* Start Supplied records *

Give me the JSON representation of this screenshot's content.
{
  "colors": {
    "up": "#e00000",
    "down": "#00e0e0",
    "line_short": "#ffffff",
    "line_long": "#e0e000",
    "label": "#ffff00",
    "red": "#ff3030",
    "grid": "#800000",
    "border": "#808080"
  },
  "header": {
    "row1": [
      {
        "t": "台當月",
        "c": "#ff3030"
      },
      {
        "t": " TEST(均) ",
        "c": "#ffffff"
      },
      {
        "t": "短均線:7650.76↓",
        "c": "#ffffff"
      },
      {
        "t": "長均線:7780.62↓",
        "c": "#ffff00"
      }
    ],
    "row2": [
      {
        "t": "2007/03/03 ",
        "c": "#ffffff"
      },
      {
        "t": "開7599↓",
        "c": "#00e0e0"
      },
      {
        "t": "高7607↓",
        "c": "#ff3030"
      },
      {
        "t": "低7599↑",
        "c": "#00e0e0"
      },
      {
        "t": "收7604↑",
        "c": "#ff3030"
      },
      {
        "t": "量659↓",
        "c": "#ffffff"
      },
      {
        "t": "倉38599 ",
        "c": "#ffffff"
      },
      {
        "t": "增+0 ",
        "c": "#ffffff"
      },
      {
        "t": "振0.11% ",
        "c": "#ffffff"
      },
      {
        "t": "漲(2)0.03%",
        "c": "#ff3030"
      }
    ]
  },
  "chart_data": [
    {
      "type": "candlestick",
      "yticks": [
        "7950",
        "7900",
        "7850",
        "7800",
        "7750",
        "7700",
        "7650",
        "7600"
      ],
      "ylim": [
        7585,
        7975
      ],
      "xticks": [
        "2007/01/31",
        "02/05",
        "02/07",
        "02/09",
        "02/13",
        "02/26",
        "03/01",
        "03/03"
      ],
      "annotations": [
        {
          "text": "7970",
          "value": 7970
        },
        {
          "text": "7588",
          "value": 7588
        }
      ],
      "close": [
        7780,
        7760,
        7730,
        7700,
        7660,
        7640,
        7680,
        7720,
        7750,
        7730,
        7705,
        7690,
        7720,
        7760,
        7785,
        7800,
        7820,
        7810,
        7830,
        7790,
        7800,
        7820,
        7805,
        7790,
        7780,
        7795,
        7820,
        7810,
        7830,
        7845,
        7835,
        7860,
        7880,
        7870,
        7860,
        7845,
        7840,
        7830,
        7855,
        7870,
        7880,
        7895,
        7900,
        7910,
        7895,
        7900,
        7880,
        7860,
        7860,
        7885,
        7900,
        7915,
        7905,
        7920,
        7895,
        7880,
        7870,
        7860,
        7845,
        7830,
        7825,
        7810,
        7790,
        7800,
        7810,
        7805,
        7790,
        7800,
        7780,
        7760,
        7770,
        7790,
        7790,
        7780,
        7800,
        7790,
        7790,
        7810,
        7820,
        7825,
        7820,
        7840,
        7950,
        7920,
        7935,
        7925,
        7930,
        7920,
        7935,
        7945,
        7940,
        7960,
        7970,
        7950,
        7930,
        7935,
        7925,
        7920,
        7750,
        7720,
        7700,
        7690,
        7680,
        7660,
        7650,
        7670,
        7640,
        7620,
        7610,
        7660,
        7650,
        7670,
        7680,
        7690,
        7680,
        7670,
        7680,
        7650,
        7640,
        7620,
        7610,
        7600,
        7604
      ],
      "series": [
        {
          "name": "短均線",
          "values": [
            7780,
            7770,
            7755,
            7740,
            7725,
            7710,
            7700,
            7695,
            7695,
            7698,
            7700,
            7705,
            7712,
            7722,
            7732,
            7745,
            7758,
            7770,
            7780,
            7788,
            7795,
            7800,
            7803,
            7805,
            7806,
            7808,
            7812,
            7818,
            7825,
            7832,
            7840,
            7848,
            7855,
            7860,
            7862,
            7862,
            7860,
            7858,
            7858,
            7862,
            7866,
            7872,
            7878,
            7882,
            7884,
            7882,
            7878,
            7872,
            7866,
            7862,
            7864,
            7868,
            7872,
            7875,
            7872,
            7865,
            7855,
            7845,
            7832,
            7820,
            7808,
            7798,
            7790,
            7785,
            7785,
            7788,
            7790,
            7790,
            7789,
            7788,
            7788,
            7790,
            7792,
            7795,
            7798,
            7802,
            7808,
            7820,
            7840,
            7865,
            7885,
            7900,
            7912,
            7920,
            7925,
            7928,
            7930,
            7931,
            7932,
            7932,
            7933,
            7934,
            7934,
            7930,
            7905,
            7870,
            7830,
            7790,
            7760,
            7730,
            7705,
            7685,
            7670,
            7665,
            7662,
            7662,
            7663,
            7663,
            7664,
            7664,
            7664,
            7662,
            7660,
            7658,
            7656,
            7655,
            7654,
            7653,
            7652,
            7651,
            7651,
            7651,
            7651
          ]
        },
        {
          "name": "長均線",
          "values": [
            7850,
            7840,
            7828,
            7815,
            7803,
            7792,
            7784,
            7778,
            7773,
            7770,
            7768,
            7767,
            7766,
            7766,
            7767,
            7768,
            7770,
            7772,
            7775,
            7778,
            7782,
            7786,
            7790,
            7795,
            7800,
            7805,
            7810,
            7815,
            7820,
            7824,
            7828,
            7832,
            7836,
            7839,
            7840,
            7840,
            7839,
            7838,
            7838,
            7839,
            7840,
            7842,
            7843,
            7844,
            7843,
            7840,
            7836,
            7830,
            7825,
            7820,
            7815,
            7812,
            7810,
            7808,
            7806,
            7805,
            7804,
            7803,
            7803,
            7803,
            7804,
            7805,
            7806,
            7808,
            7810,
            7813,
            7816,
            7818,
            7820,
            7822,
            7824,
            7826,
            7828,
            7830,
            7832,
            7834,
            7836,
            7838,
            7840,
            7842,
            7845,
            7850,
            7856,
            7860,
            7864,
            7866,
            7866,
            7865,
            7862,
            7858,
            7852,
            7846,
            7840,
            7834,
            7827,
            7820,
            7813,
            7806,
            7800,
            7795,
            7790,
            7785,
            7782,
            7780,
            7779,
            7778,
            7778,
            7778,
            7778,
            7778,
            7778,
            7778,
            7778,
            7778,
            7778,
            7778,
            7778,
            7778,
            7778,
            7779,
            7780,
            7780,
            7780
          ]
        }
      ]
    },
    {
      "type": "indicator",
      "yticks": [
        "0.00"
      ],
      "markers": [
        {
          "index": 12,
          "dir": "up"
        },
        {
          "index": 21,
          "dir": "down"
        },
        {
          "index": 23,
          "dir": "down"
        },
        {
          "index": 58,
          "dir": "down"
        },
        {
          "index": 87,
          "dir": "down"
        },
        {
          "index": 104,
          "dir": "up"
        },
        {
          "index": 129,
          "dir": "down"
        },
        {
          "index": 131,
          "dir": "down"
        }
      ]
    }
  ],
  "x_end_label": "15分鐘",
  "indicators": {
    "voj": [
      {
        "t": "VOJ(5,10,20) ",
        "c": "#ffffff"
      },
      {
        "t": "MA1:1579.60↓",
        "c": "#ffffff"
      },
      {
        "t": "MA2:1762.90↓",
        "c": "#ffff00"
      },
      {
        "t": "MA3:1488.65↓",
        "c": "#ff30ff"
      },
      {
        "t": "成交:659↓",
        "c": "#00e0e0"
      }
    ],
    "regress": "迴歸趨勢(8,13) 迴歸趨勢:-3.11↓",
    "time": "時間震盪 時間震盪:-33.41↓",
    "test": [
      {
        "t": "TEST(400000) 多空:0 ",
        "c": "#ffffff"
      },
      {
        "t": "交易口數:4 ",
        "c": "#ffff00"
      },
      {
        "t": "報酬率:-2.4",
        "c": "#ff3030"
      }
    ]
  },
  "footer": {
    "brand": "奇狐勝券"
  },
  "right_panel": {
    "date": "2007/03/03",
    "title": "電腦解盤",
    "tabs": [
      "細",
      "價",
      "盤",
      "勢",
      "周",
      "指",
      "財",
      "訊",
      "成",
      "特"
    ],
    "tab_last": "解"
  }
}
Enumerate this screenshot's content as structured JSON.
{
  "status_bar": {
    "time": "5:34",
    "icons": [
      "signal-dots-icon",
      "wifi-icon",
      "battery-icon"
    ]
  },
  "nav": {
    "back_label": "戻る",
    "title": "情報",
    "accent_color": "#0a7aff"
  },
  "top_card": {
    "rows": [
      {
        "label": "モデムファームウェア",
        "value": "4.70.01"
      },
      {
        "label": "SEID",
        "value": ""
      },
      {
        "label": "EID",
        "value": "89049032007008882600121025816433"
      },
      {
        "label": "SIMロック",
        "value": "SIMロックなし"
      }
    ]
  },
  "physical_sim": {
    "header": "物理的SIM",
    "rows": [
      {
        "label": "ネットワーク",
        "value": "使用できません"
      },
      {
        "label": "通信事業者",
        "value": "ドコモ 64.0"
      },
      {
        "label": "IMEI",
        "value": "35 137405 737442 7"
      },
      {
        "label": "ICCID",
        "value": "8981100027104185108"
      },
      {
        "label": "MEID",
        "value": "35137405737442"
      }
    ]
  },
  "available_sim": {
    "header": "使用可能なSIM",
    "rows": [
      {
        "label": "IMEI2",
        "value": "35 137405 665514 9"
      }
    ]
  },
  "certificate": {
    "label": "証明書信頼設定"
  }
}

* End Supplied records *

Task to carry out:
Find every line in the records above that contains the word "header", and copy each one.

Final answer:
  "header": {
    "header": "物理的SIM",
    "header": "使用可能なSIM",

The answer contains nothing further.